**Data excerpts:**
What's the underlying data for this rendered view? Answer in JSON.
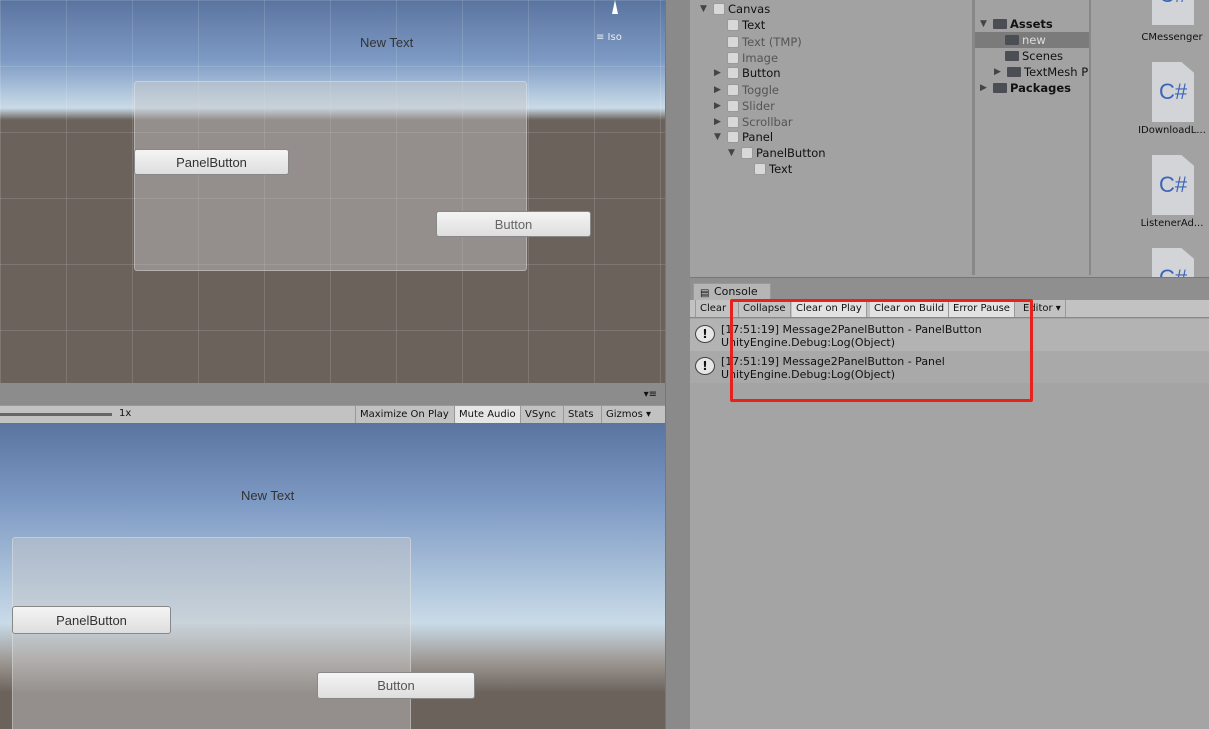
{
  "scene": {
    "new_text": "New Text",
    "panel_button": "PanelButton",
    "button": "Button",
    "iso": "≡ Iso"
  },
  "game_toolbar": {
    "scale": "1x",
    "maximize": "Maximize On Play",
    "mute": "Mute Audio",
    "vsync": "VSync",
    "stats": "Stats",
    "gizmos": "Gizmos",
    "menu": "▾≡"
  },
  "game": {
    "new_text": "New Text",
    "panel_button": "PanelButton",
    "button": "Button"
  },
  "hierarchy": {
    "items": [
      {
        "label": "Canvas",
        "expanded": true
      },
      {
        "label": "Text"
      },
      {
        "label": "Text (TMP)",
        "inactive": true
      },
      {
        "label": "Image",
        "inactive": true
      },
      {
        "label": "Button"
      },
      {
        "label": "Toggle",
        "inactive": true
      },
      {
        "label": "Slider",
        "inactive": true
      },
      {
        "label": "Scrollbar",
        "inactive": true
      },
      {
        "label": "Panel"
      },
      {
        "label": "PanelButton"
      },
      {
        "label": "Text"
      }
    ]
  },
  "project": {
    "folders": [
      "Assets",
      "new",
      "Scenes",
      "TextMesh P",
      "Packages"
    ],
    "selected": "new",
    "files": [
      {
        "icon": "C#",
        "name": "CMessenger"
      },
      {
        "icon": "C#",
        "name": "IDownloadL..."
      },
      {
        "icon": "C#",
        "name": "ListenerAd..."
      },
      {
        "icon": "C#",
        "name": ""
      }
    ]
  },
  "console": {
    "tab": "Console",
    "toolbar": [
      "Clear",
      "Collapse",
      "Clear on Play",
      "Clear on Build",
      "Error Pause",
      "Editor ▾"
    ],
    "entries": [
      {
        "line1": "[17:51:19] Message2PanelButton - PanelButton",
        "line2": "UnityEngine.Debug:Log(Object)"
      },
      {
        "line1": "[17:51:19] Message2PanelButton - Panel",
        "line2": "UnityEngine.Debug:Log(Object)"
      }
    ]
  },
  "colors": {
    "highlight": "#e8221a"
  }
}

==

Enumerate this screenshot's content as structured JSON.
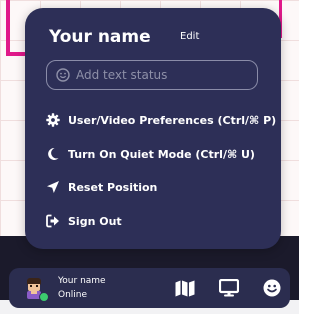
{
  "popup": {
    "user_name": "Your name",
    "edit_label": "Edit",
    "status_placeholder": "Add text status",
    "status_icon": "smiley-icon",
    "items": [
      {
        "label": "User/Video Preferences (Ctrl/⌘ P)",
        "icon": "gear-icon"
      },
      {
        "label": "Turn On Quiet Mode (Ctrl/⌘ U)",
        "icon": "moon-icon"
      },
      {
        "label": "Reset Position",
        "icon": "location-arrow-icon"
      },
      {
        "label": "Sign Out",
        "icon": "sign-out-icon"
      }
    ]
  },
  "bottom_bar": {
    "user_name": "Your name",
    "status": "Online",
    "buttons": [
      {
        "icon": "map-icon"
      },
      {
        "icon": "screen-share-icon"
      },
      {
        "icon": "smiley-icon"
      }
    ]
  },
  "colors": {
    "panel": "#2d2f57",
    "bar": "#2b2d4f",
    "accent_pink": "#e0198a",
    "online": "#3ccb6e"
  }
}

==

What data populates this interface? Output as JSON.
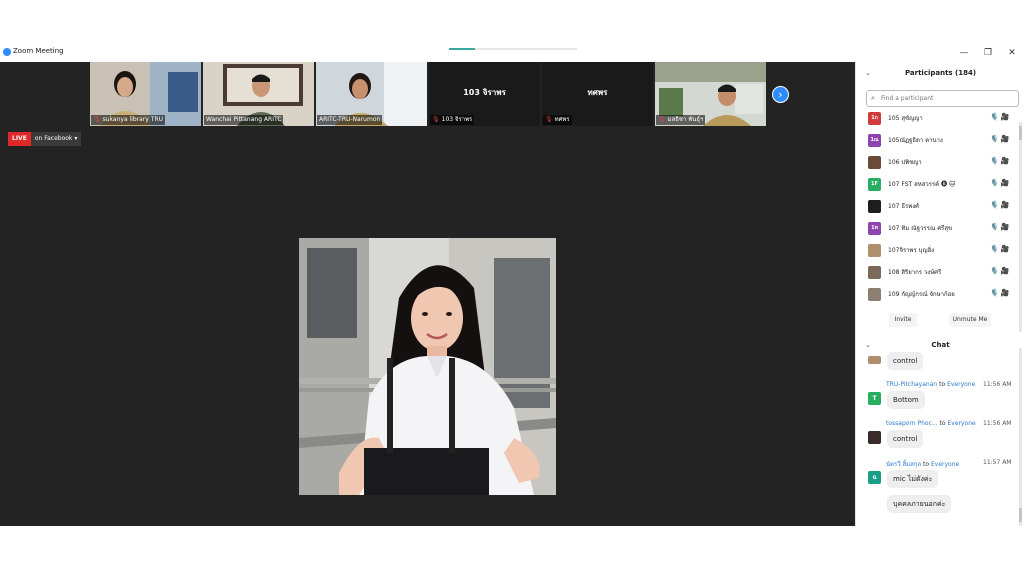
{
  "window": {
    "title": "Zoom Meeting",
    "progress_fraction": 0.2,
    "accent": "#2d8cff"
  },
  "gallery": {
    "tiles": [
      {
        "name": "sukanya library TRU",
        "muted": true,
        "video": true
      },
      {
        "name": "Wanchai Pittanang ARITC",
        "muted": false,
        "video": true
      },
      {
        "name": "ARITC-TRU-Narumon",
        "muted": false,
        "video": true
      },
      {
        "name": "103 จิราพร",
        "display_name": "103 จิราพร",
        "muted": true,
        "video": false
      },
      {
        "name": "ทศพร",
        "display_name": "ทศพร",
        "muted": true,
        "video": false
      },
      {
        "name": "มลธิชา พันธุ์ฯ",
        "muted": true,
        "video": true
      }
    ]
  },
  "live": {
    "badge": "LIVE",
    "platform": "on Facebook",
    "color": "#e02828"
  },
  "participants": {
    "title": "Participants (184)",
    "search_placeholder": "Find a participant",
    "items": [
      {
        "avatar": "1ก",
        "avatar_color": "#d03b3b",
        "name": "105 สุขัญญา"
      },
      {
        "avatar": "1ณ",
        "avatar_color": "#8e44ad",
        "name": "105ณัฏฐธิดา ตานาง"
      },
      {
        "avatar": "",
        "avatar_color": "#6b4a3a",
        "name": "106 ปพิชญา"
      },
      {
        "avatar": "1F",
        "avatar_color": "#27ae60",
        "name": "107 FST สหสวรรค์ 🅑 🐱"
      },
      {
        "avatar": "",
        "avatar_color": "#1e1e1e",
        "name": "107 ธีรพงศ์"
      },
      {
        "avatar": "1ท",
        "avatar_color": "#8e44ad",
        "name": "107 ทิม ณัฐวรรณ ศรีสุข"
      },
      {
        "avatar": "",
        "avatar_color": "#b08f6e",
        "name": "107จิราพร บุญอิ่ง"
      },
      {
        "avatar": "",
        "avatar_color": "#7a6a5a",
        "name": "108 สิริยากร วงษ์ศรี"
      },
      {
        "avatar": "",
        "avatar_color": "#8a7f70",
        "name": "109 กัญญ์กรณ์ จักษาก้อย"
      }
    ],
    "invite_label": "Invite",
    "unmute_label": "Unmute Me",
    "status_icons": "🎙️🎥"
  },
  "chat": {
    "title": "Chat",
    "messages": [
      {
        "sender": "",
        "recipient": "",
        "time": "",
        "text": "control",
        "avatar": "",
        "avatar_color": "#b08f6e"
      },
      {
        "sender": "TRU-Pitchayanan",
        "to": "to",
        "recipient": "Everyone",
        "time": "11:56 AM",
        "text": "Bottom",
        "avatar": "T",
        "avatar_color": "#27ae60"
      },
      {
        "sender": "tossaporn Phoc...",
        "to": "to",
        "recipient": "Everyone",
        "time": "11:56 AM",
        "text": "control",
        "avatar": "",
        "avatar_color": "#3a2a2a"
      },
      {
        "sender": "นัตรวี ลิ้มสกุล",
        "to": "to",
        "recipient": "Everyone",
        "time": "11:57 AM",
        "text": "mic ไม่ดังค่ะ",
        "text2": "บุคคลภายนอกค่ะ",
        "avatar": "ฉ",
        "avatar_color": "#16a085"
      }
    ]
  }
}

**Directive:** Check each line of the records for "JSON" and copy the ones that contain it.

**Answer to the task:**
What's the underlying data for this rendered view? Answer in JSON.
Enumerate this screenshot's content as structured JSON.
What data populates this interface? Output as JSON.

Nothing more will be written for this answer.